▼

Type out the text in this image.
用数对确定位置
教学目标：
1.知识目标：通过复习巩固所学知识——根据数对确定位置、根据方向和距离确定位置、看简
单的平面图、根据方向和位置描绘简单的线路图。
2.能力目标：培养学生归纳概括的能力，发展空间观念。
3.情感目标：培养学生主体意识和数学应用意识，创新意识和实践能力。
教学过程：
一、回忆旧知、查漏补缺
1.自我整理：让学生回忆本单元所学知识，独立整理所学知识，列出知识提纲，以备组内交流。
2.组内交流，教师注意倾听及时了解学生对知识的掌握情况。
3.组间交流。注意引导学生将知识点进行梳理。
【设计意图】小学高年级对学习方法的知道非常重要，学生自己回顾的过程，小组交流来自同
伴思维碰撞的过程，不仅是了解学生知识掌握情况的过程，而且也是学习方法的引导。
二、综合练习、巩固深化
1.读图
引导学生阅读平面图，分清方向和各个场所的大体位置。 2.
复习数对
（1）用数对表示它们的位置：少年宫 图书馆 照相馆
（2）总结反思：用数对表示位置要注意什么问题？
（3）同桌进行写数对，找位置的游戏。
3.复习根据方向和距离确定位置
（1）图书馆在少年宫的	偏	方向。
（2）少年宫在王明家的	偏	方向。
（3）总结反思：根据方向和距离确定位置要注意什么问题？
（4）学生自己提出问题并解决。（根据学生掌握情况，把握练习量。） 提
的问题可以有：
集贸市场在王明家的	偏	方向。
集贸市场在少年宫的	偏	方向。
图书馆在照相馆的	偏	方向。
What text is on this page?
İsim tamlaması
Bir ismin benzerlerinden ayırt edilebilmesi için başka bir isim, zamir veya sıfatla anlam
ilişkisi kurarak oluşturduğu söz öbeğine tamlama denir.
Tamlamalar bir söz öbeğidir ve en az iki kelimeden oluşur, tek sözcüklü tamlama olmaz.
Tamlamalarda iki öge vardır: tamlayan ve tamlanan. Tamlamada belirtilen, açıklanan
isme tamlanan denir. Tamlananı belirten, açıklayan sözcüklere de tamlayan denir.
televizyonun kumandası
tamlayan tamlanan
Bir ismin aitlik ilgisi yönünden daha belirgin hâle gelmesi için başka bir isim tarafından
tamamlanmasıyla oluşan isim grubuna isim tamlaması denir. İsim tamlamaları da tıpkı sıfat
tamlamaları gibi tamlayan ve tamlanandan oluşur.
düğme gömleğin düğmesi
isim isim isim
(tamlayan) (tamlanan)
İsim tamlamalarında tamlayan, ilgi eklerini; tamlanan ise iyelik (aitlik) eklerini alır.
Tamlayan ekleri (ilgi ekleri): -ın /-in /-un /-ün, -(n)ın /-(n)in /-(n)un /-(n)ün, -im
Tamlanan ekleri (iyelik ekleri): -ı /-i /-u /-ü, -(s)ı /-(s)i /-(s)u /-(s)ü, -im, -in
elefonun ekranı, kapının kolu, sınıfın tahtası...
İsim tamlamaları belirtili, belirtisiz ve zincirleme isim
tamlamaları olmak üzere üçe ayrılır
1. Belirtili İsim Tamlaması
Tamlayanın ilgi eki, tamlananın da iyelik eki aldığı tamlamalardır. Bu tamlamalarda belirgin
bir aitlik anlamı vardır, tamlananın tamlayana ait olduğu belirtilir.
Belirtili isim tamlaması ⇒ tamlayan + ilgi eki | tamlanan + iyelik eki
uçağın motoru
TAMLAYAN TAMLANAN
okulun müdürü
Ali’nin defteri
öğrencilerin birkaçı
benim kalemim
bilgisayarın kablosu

▲

* **Aim of the task**
Your task is to reproduce all of the records exactly.

* **Finished exercise**
Type out the text in this image.
用数对确定位置
教学目标：
1.知识目标：通过复习巩固所学知识——根据数对确定位置、根据方向和距离确定位置、看简
单的平面图、根据方向和位置描绘简单的线路图。
2.能力目标：培养学生归纳概括的能力，发展空间观念。
3.情感目标：培养学生主体意识和数学应用意识，创新意识和实践能力。
教学过程：
一、回忆旧知、查漏补缺
1.自我整理：让学生回忆本单元所学知识，独立整理所学知识，列出知识提纲，以备组内交流。
2.组内交流，教师注意倾听及时了解学生对知识的掌握情况。
3.组间交流。注意引导学生将知识点进行梳理。
【设计意图】小学高年级对学习方法的知道非常重要，学生自己回顾的过程，小组交流来自同
伴思维碰撞的过程，不仅是了解学生知识掌握情况的过程，而且也是学习方法的引导。
二、综合练习、巩固深化
1.读图
引导学生阅读平面图，分清方向和各个场所的大体位置。 2.
复习数对
（1）用数对表示它们的位置：少年宫 图书馆 照相馆
（2）总结反思：用数对表示位置要注意什么问题？
（3）同桌进行写数对，找位置的游戏。
3.复习根据方向和距离确定位置
（1）图书馆在少年宫的	偏	方向。
（2）少年宫在王明家的	偏	方向。
（3）总结反思：根据方向和距离确定位置要注意什么问题？
（4）学生自己提出问题并解决。（根据学生掌握情况，把握练习量。） 提
的问题可以有：
集贸市场在王明家的	偏	方向。
集贸市场在少年宫的	偏	方向。
图书馆在照相馆的	偏	方向。
What text is on this page?
İsim tamlaması
Bir ismin benzerlerinden ayırt edilebilmesi için başka bir isim, zamir veya sıfatla anlam
ilişkisi kurarak oluşturduğu söz öbeğine tamlama denir.
Tamlamalar bir söz öbeğidir ve en az iki kelimeden oluşur, tek sözcüklü tamlama olmaz.
Tamlamalarda iki öge vardır: tamlayan ve tamlanan. Tamlamada belirtilen, açıklanan
isme tamlanan denir. Tamlananı belirten, açıklayan sözcüklere de tamlayan denir.
televizyonun kumandası
tamlayan tamlanan
Bir ismin aitlik ilgisi yönünden daha belirgin hâle gelmesi için başka bir isim tarafından
tamamlanmasıyla oluşan isim grubuna isim tamlaması denir. İsim tamlamaları da tıpkı sıfat
tamlamaları gibi tamlayan ve tamlanandan oluşur.
düğme gömleğin düğmesi
isim isim isim
(tamlayan) (tamlanan)
İsim tamlamalarında tamlayan, ilgi eklerini; tamlanan ise iyelik (aitlik) eklerini alır.
Tamlayan ekleri (ilgi ekleri): -ın /-in /-un /-ün, -(n)ın /-(n)in /-(n)un /-(n)ün, -im
Tamlanan ekleri (iyelik ekleri): -ı /-i /-u /-ü, -(s)ı /-(s)i /-(s)u /-(s)ü, -im, -in
elefonun ekranı, kapının kolu, sınıfın tahtası...
İsim tamlamaları belirtili, belirtisiz ve zincirleme isim
tamlamaları olmak üzere üçe ayrılır
1. Belirtili İsim Tamlaması
Tamlayanın ilgi eki, tamlananın da iyelik eki aldığı tamlamalardır. Bu tamlamalarda belirgin
bir aitlik anlamı vardır, tamlananın tamlayana ait olduğu belirtilir.
Belirtili isim tamlaması ⇒ tamlayan + ilgi eki | tamlanan + iyelik eki
uçağın motoru
TAMLAYAN TAMLANAN
okulun müdürü
Ali’nin defteri
öğrencilerin birkaçı
benim kalemim
bilgisayarın kablosu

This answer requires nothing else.